Print every line of the material below unchanged, keeping the original order.

------ Supplied material

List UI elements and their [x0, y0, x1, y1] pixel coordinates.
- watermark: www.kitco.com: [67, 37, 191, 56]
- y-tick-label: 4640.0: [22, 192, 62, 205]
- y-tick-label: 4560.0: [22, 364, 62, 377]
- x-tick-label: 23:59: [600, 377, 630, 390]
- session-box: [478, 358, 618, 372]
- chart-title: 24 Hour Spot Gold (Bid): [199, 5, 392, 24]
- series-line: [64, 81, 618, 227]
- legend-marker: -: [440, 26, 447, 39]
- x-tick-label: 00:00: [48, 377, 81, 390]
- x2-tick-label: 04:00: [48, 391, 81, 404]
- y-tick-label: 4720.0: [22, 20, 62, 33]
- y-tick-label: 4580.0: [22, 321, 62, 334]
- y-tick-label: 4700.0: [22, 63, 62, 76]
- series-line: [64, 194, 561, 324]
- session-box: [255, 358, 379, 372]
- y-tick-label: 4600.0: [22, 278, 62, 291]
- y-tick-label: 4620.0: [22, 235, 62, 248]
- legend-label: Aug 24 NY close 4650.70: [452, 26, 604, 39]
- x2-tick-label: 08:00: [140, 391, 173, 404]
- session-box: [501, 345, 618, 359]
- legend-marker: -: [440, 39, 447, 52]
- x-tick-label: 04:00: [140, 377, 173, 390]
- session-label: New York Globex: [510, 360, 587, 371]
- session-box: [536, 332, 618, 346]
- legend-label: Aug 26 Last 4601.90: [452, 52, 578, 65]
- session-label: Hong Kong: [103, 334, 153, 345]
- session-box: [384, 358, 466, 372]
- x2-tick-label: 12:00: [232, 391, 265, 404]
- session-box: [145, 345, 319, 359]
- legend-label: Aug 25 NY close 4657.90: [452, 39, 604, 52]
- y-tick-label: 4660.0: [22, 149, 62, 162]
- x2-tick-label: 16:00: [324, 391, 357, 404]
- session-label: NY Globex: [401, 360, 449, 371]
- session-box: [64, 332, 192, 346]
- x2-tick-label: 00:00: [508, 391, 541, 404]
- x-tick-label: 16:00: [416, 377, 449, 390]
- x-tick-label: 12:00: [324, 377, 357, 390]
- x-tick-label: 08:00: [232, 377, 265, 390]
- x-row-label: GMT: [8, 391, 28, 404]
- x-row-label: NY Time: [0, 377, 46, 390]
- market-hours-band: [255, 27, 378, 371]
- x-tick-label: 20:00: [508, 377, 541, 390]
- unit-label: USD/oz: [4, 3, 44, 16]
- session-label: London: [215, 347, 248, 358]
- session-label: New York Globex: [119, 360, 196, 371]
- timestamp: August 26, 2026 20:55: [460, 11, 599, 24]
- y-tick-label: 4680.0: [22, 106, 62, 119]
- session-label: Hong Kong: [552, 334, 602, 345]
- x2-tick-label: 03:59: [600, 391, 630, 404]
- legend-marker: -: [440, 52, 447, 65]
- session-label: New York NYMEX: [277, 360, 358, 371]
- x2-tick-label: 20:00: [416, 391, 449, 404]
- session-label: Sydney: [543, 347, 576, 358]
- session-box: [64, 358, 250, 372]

------------

Result of this task |
List UI elements and their [x0, y0, x1, y1] pixel coordinates.
- watermark: www.kitco.com: [67, 37, 191, 56]
- y-tick-label: 4640.0: [22, 192, 62, 205]
- y-tick-label: 4560.0: [22, 364, 62, 377]
- x-tick-label: 23:59: [600, 377, 630, 390]
- session-box: [478, 358, 618, 372]
- chart-title: 24 Hour Spot Gold (Bid): [199, 5, 392, 24]
- series-line: [64, 81, 618, 227]
- legend-marker: -: [440, 26, 447, 39]
- x-tick-label: 00:00: [48, 377, 81, 390]
- x2-tick-label: 04:00: [48, 391, 81, 404]
- y-tick-label: 4720.0: [22, 20, 62, 33]
- y-tick-label: 4580.0: [22, 321, 62, 334]
- y-tick-label: 4700.0: [22, 63, 62, 76]
- series-line: [64, 194, 561, 324]
- session-box: [255, 358, 379, 372]
- y-tick-label: 4600.0: [22, 278, 62, 291]
- y-tick-label: 4620.0: [22, 235, 62, 248]
- legend-label: Aug 24 NY close 4650.70: [452, 26, 604, 39]
- x2-tick-label: 08:00: [140, 391, 173, 404]
- session-box: [501, 345, 618, 359]
- legend-marker: -: [440, 39, 447, 52]
- x-tick-label: 04:00: [140, 377, 173, 390]
- session-label: New York Globex: [510, 360, 587, 371]
- session-box: [536, 332, 618, 346]
- legend-label: Aug 26 Last 4601.90: [452, 52, 578, 65]
- session-label: Hong Kong: [103, 334, 153, 345]
- session-box: [384, 358, 466, 372]
- x2-tick-label: 12:00: [232, 391, 265, 404]
- session-box: [145, 345, 319, 359]
- legend-label: Aug 25 NY close 4657.90: [452, 39, 604, 52]
- y-tick-label: 4660.0: [22, 149, 62, 162]
- x2-tick-label: 16:00: [324, 391, 357, 404]
- session-label: NY Globex: [401, 360, 449, 371]
- session-box: [64, 332, 192, 346]
- x2-tick-label: 00:00: [508, 391, 541, 404]
- x-tick-label: 16:00: [416, 377, 449, 390]
- x-tick-label: 12:00: [324, 377, 357, 390]
- x-tick-label: 08:00: [232, 377, 265, 390]
- x-row-label: GMT: [8, 391, 28, 404]
- x-row-label: NY Time: [0, 377, 46, 390]
- market-hours-band: [255, 27, 378, 371]
- x-tick-label: 20:00: [508, 377, 541, 390]
- unit-label: USD/oz: [4, 3, 44, 16]
- session-label: London: [215, 347, 248, 358]
- session-label: New York Globex: [119, 360, 196, 371]
- timestamp: August 26, 2026 20:55: [460, 11, 599, 24]
- y-tick-label: 4680.0: [22, 106, 62, 119]
- session-label: Hong Kong: [552, 334, 602, 345]
- x2-tick-label: 03:59: [600, 391, 630, 404]
- legend-marker: -: [440, 52, 447, 65]
- session-label: New York NYMEX: [277, 360, 358, 371]
- x2-tick-label: 20:00: [416, 391, 449, 404]
- session-label: Sydney: [543, 347, 576, 358]
- session-box: [64, 358, 250, 372]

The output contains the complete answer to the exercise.